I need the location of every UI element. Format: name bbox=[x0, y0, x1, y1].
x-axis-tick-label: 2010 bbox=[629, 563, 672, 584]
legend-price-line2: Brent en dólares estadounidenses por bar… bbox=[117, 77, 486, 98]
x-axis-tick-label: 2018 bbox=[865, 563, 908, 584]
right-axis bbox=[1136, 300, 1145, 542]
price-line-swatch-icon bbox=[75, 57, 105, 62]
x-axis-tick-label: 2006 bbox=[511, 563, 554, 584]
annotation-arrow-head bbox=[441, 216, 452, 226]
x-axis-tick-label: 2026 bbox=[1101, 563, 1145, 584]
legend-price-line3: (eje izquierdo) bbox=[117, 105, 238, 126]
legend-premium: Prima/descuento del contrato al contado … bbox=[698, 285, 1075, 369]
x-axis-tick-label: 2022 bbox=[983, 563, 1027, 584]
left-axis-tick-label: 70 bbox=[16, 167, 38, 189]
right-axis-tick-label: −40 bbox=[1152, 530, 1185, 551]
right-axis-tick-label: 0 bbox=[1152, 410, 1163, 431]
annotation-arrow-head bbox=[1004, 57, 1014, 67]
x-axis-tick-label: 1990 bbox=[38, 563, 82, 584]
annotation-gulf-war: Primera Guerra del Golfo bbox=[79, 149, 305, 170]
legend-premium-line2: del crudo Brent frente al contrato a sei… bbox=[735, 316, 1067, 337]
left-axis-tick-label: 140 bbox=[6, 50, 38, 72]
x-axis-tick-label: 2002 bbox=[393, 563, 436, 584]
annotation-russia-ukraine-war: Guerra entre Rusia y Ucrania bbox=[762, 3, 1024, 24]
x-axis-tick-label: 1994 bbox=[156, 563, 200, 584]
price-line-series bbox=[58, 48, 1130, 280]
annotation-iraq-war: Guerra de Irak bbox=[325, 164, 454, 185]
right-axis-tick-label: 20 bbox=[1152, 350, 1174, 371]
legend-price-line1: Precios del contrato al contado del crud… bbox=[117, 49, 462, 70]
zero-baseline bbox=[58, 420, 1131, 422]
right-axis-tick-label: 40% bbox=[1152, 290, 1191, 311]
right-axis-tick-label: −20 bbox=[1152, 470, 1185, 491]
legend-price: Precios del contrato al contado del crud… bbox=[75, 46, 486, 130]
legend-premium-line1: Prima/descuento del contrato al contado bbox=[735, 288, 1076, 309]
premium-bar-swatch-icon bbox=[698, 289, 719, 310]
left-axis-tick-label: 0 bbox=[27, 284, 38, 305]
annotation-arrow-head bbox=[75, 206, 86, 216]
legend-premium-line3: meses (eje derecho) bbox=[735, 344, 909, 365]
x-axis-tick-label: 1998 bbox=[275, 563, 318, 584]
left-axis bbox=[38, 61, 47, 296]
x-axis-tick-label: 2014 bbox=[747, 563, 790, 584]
■ ■ ■
• _Task prompt_
Reproduce the material above line for line, with no changes.

• _Result_
I need the location of every UI element. Format: name bbox=[x0, y0, x1, y1].
x-axis-tick-label: 2010 bbox=[629, 563, 672, 584]
legend-price-line2: Brent en dólares estadounidenses por bar… bbox=[117, 77, 486, 98]
x-axis-tick-label: 2018 bbox=[865, 563, 908, 584]
right-axis bbox=[1136, 300, 1145, 542]
price-line-swatch-icon bbox=[75, 57, 105, 62]
x-axis-tick-label: 2006 bbox=[511, 563, 554, 584]
annotation-arrow-head bbox=[441, 216, 452, 226]
x-axis-tick-label: 2026 bbox=[1101, 563, 1145, 584]
legend-price-line3: (eje izquierdo) bbox=[117, 105, 238, 126]
legend-premium: Prima/descuento del contrato al contado … bbox=[698, 285, 1075, 369]
x-axis-tick-label: 2022 bbox=[983, 563, 1027, 584]
left-axis-tick-label: 70 bbox=[16, 167, 38, 189]
right-axis-tick-label: −40 bbox=[1152, 530, 1185, 551]
right-axis-tick-label: 0 bbox=[1152, 410, 1163, 431]
annotation-arrow-head bbox=[1004, 57, 1014, 67]
x-axis-tick-label: 1990 bbox=[38, 563, 82, 584]
annotation-gulf-war: Primera Guerra del Golfo bbox=[79, 149, 305, 170]
legend-premium-line2: del crudo Brent frente al contrato a sei… bbox=[735, 316, 1067, 337]
left-axis-tick-label: 140 bbox=[6, 50, 38, 72]
x-axis-tick-label: 2002 bbox=[393, 563, 436, 584]
annotation-russia-ukraine-war: Guerra entre Rusia y Ucrania bbox=[762, 3, 1024, 24]
x-axis-tick-label: 1994 bbox=[156, 563, 200, 584]
price-line-series bbox=[58, 48, 1130, 280]
annotation-iraq-war: Guerra de Irak bbox=[325, 164, 454, 185]
right-axis-tick-label: 20 bbox=[1152, 350, 1174, 371]
legend-price-line1: Precios del contrato al contado del crud… bbox=[117, 49, 462, 70]
zero-baseline bbox=[58, 420, 1131, 422]
right-axis-tick-label: 40% bbox=[1152, 290, 1191, 311]
right-axis-tick-label: −20 bbox=[1152, 470, 1185, 491]
legend-price: Precios del contrato al contado del crud… bbox=[75, 46, 486, 130]
legend-premium-line1: Prima/descuento del contrato al contado bbox=[735, 288, 1076, 309]
premium-bar-swatch-icon bbox=[698, 289, 719, 310]
left-axis-tick-label: 0 bbox=[27, 284, 38, 305]
annotation-arrow-head bbox=[75, 206, 86, 216]
legend-premium-line3: meses (eje derecho) bbox=[735, 344, 909, 365]
x-axis-tick-label: 1998 bbox=[275, 563, 318, 584]
left-axis bbox=[38, 61, 47, 296]
x-axis-tick-label: 2014 bbox=[747, 563, 790, 584]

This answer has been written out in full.